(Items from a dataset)
=======

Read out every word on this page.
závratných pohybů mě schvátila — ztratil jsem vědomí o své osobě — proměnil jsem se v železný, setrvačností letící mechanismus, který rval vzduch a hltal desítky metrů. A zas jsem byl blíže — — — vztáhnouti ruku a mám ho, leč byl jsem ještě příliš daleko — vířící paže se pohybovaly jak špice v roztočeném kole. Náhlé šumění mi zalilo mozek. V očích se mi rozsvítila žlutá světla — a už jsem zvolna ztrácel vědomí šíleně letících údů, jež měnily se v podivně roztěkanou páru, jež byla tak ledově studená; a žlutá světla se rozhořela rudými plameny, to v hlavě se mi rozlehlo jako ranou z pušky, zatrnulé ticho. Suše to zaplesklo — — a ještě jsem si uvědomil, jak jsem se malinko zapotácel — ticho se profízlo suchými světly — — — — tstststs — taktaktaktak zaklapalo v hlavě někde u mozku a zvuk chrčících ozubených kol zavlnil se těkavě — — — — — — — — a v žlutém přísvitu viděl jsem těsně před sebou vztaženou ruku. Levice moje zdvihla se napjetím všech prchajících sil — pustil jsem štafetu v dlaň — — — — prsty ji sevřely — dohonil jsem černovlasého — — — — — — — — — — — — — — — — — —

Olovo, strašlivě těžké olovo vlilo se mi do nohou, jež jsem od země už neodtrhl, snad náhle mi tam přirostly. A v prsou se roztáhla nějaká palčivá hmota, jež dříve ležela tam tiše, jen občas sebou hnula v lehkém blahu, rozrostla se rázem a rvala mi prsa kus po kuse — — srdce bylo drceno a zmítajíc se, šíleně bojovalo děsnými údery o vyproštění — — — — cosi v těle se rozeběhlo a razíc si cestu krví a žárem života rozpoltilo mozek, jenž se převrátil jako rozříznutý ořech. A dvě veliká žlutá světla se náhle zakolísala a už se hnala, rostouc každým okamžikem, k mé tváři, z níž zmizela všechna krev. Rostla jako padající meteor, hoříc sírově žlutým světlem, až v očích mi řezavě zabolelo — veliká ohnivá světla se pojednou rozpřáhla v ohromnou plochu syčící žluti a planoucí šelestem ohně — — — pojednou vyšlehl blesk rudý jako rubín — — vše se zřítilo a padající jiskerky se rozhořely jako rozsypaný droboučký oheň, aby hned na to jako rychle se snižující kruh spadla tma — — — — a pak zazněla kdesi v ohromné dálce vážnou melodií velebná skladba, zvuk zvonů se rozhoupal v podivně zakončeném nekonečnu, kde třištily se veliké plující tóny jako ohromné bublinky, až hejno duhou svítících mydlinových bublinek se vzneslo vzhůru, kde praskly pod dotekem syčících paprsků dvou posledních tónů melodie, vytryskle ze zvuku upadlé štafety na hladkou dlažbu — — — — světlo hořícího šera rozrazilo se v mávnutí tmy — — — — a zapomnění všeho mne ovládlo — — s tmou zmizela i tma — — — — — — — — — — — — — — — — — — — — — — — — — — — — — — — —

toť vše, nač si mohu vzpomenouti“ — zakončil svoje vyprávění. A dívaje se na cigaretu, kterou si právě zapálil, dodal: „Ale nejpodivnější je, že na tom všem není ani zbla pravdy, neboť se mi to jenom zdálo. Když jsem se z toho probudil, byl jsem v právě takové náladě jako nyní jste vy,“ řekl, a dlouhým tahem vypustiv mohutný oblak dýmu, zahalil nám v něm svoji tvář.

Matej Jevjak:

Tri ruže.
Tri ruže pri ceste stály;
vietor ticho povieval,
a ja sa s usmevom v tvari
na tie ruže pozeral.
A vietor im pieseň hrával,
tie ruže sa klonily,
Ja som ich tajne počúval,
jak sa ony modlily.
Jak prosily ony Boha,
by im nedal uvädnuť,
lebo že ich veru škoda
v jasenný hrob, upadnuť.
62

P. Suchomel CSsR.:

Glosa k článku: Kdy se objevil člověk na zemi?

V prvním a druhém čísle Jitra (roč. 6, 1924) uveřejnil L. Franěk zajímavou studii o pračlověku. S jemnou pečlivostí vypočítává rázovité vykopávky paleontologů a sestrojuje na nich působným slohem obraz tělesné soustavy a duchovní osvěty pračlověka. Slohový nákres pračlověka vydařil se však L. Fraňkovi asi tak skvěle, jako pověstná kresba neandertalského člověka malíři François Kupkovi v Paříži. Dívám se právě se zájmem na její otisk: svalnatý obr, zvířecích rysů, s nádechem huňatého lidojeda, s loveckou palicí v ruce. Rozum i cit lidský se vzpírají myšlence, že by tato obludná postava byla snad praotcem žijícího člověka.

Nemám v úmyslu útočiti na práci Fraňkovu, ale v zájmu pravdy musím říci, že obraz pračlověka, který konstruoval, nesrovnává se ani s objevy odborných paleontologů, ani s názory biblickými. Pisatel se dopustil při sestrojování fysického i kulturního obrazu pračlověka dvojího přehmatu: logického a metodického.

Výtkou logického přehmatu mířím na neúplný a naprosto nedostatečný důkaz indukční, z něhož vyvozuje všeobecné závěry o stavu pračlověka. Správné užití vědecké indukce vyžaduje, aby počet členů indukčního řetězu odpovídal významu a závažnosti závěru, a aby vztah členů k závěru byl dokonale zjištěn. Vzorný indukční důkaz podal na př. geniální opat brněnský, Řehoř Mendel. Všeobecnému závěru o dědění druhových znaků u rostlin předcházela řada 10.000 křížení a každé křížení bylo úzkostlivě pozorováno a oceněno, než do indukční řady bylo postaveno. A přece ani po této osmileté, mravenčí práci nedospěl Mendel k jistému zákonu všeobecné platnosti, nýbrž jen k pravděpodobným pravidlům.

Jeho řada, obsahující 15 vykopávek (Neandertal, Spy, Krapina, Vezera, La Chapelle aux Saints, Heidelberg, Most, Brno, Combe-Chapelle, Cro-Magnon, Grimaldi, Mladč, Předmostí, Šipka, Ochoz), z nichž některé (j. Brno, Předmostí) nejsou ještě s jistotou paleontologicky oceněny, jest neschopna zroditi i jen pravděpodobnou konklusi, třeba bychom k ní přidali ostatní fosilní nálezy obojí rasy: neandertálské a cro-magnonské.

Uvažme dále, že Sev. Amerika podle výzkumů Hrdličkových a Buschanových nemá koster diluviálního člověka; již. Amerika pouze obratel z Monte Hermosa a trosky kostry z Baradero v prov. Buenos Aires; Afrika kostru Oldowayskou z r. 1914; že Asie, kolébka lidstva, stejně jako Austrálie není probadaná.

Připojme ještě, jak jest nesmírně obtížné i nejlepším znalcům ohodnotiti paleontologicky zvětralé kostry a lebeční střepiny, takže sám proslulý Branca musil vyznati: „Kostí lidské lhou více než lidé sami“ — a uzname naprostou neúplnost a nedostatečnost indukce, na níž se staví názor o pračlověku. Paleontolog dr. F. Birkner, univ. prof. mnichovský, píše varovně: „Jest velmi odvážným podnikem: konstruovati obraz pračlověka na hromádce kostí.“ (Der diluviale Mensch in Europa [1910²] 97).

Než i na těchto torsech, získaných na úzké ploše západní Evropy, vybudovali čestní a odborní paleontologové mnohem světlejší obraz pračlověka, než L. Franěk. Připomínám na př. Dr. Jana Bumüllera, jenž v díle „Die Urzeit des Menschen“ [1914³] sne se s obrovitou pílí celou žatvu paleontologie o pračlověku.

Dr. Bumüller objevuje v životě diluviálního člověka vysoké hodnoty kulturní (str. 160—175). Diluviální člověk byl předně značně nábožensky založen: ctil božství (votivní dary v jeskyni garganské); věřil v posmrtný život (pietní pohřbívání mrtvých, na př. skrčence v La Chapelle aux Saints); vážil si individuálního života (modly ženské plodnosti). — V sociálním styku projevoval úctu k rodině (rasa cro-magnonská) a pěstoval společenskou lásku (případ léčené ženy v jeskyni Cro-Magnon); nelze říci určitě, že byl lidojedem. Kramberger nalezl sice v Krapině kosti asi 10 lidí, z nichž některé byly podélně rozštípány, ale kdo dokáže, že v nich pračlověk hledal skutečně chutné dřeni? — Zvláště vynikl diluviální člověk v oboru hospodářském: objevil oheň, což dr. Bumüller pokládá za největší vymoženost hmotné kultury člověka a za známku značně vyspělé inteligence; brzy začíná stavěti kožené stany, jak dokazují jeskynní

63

=======

**What you should do**
Look through the records and count each line that holds "ruže". Write only the total.

**Exercise result**
4